*WHAT THE EXERCISE ASKS:* Skip the pictures. Copy all the rest of the records down exactly.

*THE INPUT:*
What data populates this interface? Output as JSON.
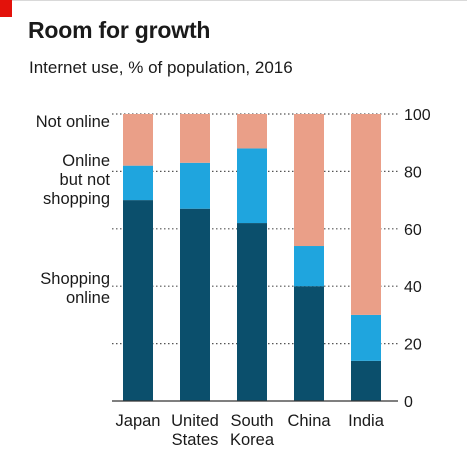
{
  "colors": {
    "accent_tag": "#e3120b",
    "shopping_online": "#0b4f6c",
    "online_not_shopping": "#1fa5de",
    "not_online": "#ea9f88",
    "gridline": "#555555",
    "axis": "#333333"
  },
  "chart_data": {
    "type": "bar",
    "stacked": true,
    "title": "Room for growth",
    "subtitle": "Internet use, % of population, 2016",
    "categories": [
      "Japan",
      "United States",
      "South Korea",
      "China",
      "India"
    ],
    "category_labels": [
      [
        "Japan"
      ],
      [
        "United",
        "States"
      ],
      [
        "South",
        "Korea"
      ],
      [
        "China"
      ],
      [
        "India"
      ]
    ],
    "series": [
      {
        "name": "Shopping online",
        "label_lines": [
          "Shopping",
          "online"
        ],
        "color": "#0b4f6c",
        "values": [
          70,
          67,
          62,
          40,
          14
        ]
      },
      {
        "name": "Online but not shopping",
        "label_lines": [
          "Online",
          "but not",
          "shopping"
        ],
        "color": "#1fa5de",
        "values": [
          12,
          16,
          26,
          14,
          16
        ]
      },
      {
        "name": "Not online",
        "label_lines": [
          "Not online"
        ],
        "color": "#ea9f88",
        "values": [
          18,
          17,
          12,
          46,
          70
        ]
      }
    ],
    "ylim": [
      0,
      100
    ],
    "yticks": [
      0,
      20,
      40,
      60,
      80,
      100
    ],
    "y_axis_side": "right",
    "grid": "dotted",
    "legend": "left, labels beside bars"
  }
}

*WRITTEN SOLUTION:*
What data populates this interface? Output as JSON.
{
  "colors": {
    "accent_tag": "#e3120b",
    "shopping_online": "#0b4f6c",
    "online_not_shopping": "#1fa5de",
    "not_online": "#ea9f88",
    "gridline": "#555555",
    "axis": "#333333"
  },
  "chart_data": {
    "type": "bar",
    "stacked": true,
    "title": "Room for growth",
    "subtitle": "Internet use, % of population, 2016",
    "categories": [
      "Japan",
      "United States",
      "South Korea",
      "China",
      "India"
    ],
    "category_labels": [
      [
        "Japan"
      ],
      [
        "United",
        "States"
      ],
      [
        "South",
        "Korea"
      ],
      [
        "China"
      ],
      [
        "India"
      ]
    ],
    "series": [
      {
        "name": "Shopping online",
        "label_lines": [
          "Shopping",
          "online"
        ],
        "color": "#0b4f6c",
        "values": [
          70,
          67,
          62,
          40,
          14
        ]
      },
      {
        "name": "Online but not shopping",
        "label_lines": [
          "Online",
          "but not",
          "shopping"
        ],
        "color": "#1fa5de",
        "values": [
          12,
          16,
          26,
          14,
          16
        ]
      },
      {
        "name": "Not online",
        "label_lines": [
          "Not online"
        ],
        "color": "#ea9f88",
        "values": [
          18,
          17,
          12,
          46,
          70
        ]
      }
    ],
    "ylim": [
      0,
      100
    ],
    "yticks": [
      0,
      20,
      40,
      60,
      80,
      100
    ],
    "y_axis_side": "right",
    "grid": "dotted",
    "legend": "left, labels beside bars"
  }
}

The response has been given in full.